• _Stated problem_: Determine how many lines of the records include "link", and answer with the number alone.

(Extracted records)
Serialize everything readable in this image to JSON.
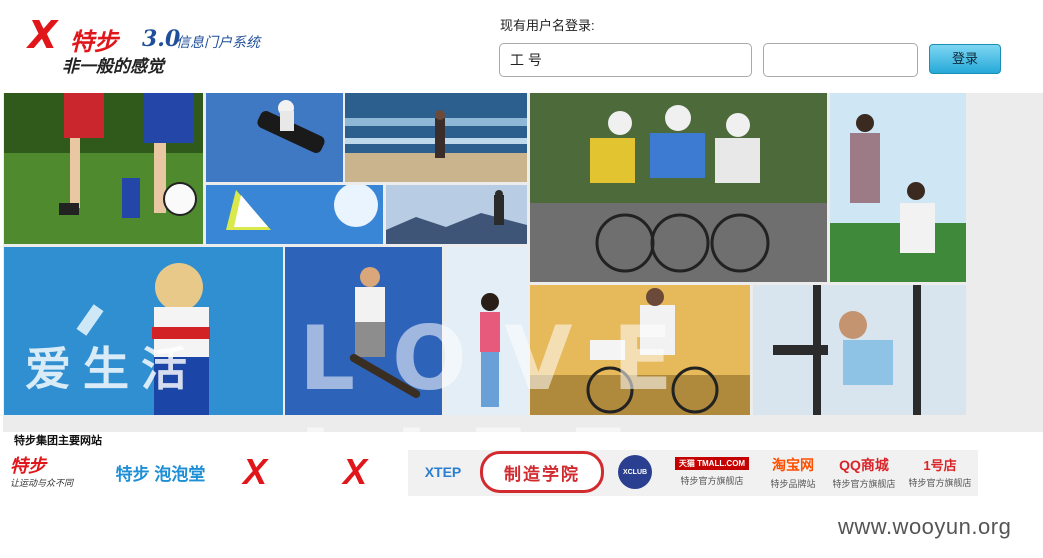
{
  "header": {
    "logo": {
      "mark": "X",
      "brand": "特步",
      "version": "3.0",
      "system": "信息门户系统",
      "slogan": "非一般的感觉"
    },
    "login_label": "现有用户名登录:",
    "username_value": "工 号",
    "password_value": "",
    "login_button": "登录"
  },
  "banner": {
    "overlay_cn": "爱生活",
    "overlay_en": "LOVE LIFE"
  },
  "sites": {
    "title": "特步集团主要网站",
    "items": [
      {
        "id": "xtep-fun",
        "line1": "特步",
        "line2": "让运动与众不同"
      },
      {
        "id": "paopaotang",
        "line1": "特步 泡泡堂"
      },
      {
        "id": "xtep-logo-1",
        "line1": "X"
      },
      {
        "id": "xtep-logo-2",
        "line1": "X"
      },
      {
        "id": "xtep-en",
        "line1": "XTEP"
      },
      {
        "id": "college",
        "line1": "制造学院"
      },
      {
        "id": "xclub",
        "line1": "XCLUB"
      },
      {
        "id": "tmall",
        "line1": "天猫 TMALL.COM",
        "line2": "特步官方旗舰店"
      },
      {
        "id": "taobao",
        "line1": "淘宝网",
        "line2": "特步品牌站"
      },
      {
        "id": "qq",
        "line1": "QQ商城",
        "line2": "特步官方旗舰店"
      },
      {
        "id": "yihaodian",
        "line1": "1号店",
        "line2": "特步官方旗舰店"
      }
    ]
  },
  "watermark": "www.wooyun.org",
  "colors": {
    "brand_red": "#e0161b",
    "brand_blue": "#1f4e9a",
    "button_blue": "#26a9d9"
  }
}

* * *

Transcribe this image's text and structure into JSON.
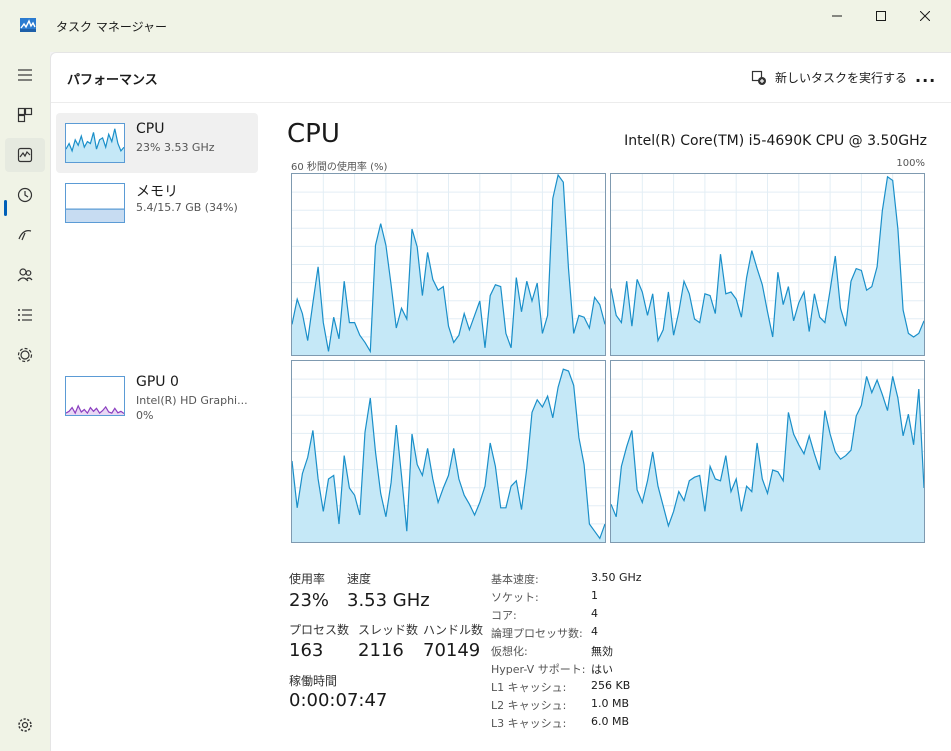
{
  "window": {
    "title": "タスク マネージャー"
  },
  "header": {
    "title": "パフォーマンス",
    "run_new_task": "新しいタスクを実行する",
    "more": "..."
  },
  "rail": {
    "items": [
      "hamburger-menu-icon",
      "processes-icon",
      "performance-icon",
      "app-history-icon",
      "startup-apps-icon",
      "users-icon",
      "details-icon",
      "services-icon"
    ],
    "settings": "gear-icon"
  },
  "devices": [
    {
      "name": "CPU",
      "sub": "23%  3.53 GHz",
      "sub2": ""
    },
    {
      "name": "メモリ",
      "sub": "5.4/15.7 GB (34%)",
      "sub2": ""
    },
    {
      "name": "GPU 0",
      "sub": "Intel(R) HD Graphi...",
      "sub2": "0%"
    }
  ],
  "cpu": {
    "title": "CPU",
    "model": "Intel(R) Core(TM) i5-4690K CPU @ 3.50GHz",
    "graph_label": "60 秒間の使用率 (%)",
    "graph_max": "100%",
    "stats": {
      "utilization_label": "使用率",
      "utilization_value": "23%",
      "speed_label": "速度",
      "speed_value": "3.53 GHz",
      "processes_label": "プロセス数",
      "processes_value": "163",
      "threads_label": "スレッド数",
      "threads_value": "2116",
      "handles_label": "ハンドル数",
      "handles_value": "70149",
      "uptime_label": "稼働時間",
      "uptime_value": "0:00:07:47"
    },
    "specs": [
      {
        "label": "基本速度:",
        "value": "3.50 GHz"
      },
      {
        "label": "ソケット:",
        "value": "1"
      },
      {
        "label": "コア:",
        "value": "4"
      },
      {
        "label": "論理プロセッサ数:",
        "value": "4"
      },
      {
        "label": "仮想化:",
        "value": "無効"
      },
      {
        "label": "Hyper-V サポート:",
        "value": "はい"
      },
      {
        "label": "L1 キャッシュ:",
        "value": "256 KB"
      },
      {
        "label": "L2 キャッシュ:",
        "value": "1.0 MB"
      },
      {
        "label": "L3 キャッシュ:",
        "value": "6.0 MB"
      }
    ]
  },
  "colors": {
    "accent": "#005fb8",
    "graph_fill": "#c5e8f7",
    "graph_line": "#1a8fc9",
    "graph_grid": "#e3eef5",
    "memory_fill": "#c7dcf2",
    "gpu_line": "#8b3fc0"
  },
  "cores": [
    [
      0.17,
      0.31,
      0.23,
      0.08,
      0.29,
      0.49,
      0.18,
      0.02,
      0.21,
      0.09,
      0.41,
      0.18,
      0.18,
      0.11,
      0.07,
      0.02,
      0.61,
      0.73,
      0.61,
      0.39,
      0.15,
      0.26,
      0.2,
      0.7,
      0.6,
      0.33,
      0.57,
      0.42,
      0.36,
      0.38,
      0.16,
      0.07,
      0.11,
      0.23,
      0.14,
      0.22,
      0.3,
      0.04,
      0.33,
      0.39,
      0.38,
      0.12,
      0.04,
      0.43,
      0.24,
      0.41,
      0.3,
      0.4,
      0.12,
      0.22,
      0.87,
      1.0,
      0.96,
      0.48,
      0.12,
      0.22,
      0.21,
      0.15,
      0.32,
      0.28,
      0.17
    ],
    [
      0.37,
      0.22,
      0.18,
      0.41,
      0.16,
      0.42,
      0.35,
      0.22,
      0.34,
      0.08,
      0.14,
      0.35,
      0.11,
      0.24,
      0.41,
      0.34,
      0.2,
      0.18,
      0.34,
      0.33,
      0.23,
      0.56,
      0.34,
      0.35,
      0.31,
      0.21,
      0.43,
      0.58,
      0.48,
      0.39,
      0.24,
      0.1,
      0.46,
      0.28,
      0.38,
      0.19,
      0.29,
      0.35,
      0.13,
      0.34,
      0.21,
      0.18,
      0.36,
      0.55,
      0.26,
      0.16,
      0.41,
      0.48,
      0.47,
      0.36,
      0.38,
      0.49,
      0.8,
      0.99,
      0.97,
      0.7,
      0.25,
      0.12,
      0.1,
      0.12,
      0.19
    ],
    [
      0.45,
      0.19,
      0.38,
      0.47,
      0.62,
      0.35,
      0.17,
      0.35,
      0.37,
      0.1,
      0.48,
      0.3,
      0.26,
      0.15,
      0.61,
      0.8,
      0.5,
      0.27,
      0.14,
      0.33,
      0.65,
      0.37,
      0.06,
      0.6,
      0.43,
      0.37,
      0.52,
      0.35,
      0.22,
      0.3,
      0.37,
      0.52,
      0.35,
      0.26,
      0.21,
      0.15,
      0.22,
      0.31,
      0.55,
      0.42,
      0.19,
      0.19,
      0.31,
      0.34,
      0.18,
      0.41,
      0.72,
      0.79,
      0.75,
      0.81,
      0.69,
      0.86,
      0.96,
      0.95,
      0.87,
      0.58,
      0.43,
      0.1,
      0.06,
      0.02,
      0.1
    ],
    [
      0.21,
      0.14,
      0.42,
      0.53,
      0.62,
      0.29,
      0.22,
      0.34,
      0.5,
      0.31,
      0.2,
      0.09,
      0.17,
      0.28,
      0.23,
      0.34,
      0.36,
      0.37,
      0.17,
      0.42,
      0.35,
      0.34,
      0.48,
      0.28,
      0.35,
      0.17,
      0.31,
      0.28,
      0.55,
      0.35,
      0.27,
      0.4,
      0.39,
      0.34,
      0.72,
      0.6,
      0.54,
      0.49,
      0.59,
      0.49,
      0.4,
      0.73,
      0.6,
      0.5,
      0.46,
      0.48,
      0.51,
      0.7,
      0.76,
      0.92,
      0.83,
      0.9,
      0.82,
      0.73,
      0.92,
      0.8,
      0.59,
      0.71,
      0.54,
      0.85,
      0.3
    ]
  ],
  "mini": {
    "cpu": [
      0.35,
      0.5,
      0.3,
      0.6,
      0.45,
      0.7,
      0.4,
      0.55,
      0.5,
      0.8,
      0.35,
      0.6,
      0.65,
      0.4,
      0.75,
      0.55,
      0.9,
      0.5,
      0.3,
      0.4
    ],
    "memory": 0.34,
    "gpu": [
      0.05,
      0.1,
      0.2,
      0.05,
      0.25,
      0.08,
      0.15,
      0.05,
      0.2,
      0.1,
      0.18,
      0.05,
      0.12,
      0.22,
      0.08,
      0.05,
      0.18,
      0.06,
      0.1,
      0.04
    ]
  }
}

---

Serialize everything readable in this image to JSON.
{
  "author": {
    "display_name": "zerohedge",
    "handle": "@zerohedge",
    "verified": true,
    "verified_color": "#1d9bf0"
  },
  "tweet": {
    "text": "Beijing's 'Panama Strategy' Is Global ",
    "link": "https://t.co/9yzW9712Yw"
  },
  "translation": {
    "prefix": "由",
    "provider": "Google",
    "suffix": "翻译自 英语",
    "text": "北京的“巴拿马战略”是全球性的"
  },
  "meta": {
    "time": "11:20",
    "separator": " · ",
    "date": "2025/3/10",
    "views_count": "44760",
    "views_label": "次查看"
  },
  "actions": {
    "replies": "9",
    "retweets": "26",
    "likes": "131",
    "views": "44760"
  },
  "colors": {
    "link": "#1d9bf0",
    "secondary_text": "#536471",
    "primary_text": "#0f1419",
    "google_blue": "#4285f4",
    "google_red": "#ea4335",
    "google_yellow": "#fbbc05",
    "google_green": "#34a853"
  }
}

• _Response_: 2